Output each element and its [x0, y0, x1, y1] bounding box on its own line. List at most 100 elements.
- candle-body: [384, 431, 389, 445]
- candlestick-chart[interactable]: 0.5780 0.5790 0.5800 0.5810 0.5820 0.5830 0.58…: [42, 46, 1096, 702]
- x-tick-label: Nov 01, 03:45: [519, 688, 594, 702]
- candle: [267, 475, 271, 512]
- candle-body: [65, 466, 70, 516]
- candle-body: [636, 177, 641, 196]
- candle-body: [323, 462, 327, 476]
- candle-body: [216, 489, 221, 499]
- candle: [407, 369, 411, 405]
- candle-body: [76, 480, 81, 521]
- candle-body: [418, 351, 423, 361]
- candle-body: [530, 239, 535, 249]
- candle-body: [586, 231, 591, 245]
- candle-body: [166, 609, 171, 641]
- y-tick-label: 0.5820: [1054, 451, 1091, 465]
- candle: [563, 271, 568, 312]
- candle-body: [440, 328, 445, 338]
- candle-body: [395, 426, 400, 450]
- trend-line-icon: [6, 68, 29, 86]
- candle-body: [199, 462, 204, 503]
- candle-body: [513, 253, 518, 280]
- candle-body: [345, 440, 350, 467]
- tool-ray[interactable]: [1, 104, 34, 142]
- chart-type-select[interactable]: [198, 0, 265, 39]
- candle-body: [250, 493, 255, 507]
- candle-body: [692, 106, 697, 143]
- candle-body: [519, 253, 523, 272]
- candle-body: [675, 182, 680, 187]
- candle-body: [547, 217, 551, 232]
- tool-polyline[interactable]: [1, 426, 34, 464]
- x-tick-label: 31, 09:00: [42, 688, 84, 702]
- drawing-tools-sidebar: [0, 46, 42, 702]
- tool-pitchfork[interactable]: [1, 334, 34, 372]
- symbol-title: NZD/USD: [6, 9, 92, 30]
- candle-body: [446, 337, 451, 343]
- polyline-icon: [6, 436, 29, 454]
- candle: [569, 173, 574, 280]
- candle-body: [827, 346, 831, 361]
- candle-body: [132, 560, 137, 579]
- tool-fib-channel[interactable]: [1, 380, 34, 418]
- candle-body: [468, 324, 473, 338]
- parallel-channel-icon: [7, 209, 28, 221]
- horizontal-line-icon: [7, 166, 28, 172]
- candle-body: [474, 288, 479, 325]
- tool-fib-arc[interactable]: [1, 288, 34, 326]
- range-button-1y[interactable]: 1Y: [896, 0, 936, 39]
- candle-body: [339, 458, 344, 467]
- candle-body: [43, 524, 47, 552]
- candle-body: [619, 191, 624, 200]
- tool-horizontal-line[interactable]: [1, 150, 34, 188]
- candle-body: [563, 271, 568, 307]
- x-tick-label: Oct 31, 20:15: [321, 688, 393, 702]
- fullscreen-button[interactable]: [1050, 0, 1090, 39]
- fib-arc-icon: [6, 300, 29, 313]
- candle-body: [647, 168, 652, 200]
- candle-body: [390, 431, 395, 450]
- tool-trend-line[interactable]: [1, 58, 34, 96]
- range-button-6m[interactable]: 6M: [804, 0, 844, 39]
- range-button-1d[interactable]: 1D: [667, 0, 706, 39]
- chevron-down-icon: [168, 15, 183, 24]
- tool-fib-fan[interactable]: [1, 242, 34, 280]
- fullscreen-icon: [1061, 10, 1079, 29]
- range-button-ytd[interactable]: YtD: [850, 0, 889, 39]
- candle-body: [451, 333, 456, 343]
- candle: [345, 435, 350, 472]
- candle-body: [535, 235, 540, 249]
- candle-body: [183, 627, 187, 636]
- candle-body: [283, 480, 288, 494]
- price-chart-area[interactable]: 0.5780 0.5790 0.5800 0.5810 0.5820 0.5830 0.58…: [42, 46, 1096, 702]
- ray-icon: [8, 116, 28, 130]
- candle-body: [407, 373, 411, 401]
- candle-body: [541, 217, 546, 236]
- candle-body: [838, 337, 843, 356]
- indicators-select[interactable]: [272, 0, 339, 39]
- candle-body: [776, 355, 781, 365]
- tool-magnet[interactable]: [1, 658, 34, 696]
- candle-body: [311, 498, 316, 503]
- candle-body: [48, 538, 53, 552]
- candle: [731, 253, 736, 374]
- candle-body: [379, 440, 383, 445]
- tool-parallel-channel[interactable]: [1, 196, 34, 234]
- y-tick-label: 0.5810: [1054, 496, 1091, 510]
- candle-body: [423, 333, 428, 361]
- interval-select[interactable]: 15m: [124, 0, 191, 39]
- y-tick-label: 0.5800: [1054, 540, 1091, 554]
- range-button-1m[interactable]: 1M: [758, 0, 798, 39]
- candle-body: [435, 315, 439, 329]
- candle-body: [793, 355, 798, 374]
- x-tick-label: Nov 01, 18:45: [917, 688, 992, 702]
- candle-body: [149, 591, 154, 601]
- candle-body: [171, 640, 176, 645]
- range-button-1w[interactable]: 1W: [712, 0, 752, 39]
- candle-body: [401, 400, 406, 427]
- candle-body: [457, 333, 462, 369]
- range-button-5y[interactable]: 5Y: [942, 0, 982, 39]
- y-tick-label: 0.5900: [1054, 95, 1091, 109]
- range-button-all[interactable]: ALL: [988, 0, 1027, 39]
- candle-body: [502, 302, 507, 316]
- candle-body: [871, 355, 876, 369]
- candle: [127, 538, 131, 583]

* Problem to work on:
Please put each line of the listing above into a Markdown table with the columns Row and Line, numbering the rows and leaving out blank lines.

* Answer to the task:
| Row | Line |
|---|---|
| 1 | Output each element and its [x0, y0, x1, y1] bounding box on its own line. List at most 100 elements. |
| 2 | - candle-body: [384, 431, 389, 445] |
| 3 | - candlestick-chart[interactable]: 0.5780 0.5790 0.5800 0.5810 0.5820 0.5830 0.58…: [42, 46, 1096, 702] |
| 4 | - x-tick-label: Nov 01, 03:45: [519, 688, 594, 702] |
| 5 | - candle: [267, 475, 271, 512] |
| 6 | - candle-body: [65, 466, 70, 516] |
| 7 | - candle-body: [636, 177, 641, 196] |
| 8 | - candle-body: [323, 462, 327, 476] |
| 9 | - candle-body: [216, 489, 221, 499] |
| 10 | - candle: [407, 369, 411, 405] |
| 11 | - candle-body: [76, 480, 81, 521] |
| 12 | - candle-body: [418, 351, 423, 361] |
| 13 | - candle-body: [530, 239, 535, 249] |
| 14 | - candle-body: [586, 231, 591, 245] |
| 15 | - candle-body: [166, 609, 171, 641] |
| 16 | - y-tick-label: 0.5820: [1054, 451, 1091, 465] |
| 17 | - candle: [563, 271, 568, 312] |
| 18 | - candle-body: [440, 328, 445, 338] |
| 19 | - candle-body: [395, 426, 400, 450] |
| 20 | - trend-line-icon: [6, 68, 29, 86] |
| 21 | - candle-body: [199, 462, 204, 503] |
| 22 | - candle-body: [513, 253, 518, 280] |
| 23 | - candle-body: [345, 440, 350, 467] |
| 24 | - tool-ray[interactable]: [1, 104, 34, 142] |
| 25 | - chart-type-select[interactable]: [198, 0, 265, 39] |
| 26 | - candle-body: [250, 493, 255, 507] |
| 27 | - candle-body: [692, 106, 697, 143] |
| 28 | - candle-body: [519, 253, 523, 272] |
| 29 | - candle-body: [675, 182, 680, 187] |
| 30 | - candle-body: [547, 217, 551, 232] |
| 31 | - tool-polyline[interactable]: [1, 426, 34, 464] |
| 32 | - x-tick-label: 31, 09:00: [42, 688, 84, 702] |
| 33 | - drawing-tools-sidebar: [0, 46, 42, 702] |
| 34 | - tool-pitchfork[interactable]: [1, 334, 34, 372] |
| 35 | - symbol-title: NZD/USD: [6, 9, 92, 30] |
| 36 | - candle-body: [446, 337, 451, 343] |
| 37 | - polyline-icon: [6, 436, 29, 454] |
| 38 | - candle: [569, 173, 574, 280] |
| 39 | - candle-body: [827, 346, 831, 361] |
| 40 | - candle-body: [132, 560, 137, 579] |
| 41 | - tool-fib-channel[interactable]: [1, 380, 34, 418] |
| 42 | - candle-body: [468, 324, 473, 338] |
| 43 | - parallel-channel-icon: [7, 209, 28, 221] |
| 44 | - horizontal-line-icon: [7, 166, 28, 172] |
| 45 | - candle-body: [474, 288, 479, 325] |
| 46 | - tool-fib-arc[interactable]: [1, 288, 34, 326] |
| 47 | - range-button-1y[interactable]: 1Y: [896, 0, 936, 39] |
| 48 | - candle-body: [339, 458, 344, 467] |
| 49 | - candle-body: [43, 524, 47, 552] |
| 50 | - candle-body: [619, 191, 624, 200] |
| 51 | - tool-horizontal-line[interactable]: [1, 150, 34, 188] |
| 52 | - candle-body: [563, 271, 568, 307] |
| 53 | - x-tick-label: Oct 31, 20:15: [321, 688, 393, 702] |
| 54 | - fullscreen-button[interactable]: [1050, 0, 1090, 39] |
| 55 | - fib-arc-icon: [6, 300, 29, 313] |
| 56 | - candle-body: [647, 168, 652, 200] |
| 57 | - candle-body: [390, 431, 395, 450] |
| 58 | - tool-trend-line[interactable]: [1, 58, 34, 96] |
| 59 | - range-button-6m[interactable]: 6M: [804, 0, 844, 39] |
| 60 | - range-button-1d[interactable]: 1D: [667, 0, 706, 39] |
| 61 | - chevron-down-icon: [168, 15, 183, 24] |
| 62 | - tool-fib-fan[interactable]: [1, 242, 34, 280] |
| 63 | - fullscreen-icon: [1061, 10, 1079, 29] |
| 64 | - range-button-ytd[interactable]: YtD: [850, 0, 889, 39] |
| 65 | - candle-body: [451, 333, 456, 343] |
| 66 | - candle: [345, 435, 350, 472] |
| 67 | - candle-body: [535, 235, 540, 249] |
| 68 | - candle-body: [183, 627, 187, 636] |
| 69 | - candle-body: [283, 480, 288, 494] |
| 70 | - price-chart-area[interactable]: 0.5780 0.5790 0.5800 0.5810 0.5820 0.5830 0.58…: [42, 46, 1096, 702] |
| 71 | - ray-icon: [8, 116, 28, 130] |
| 72 | - candle-body: [407, 373, 411, 401] |
| 73 | - candle-body: [541, 217, 546, 236] |
| 74 | - candle-body: [838, 337, 843, 356] |
| 75 | - indicators-select[interactable]: [272, 0, 339, 39] |
| 76 | - candle-body: [776, 355, 781, 365] |
| 77 | - tool-magnet[interactable]: [1, 658, 34, 696] |
| 78 | - candle-body: [311, 498, 316, 503] |
| 79 | - candle-body: [48, 538, 53, 552] |
| 80 | - candle: [731, 253, 736, 374] |
| 81 | - candle-body: [379, 440, 383, 445] |
| 82 | - tool-parallel-channel[interactable]: [1, 196, 34, 234] |
| 83 | - y-tick-label: 0.5810: [1054, 496, 1091, 510] |
| 84 | - candle-body: [423, 333, 428, 361] |
| 85 | - interval-select[interactable]: 15m: [124, 0, 191, 39] |
| 86 | - y-tick-label: 0.5800: [1054, 540, 1091, 554] |
| 87 | - range-button-1m[interactable]: 1M: [758, 0, 798, 39] |
| 88 | - candle-body: [435, 315, 439, 329] |
| 89 | - candle-body: [793, 355, 798, 374] |
| 90 | - x-tick-label: Nov 01, 18:45: [917, 688, 992, 702] |
| 91 | - candle-body: [149, 591, 154, 601] |
| 92 | - candle-body: [171, 640, 176, 645] |
| 93 | - range-button-1w[interactable]: 1W: [712, 0, 752, 39] |
| 94 | - candle-body: [401, 400, 406, 427] |
| 95 | - candle-body: [457, 333, 462, 369] |
| 96 | - range-button-5y[interactable]: 5Y: [942, 0, 982, 39] |
| 97 | - y-tick-label: 0.5900: [1054, 95, 1091, 109] |
| 98 | - range-button-all[interactable]: ALL: [988, 0, 1027, 39] |
| 99 | - candle-body: [502, 302, 507, 316] |
| 100 | - candle-body: [871, 355, 876, 369] |
| 101 | - candle: [127, 538, 131, 583] |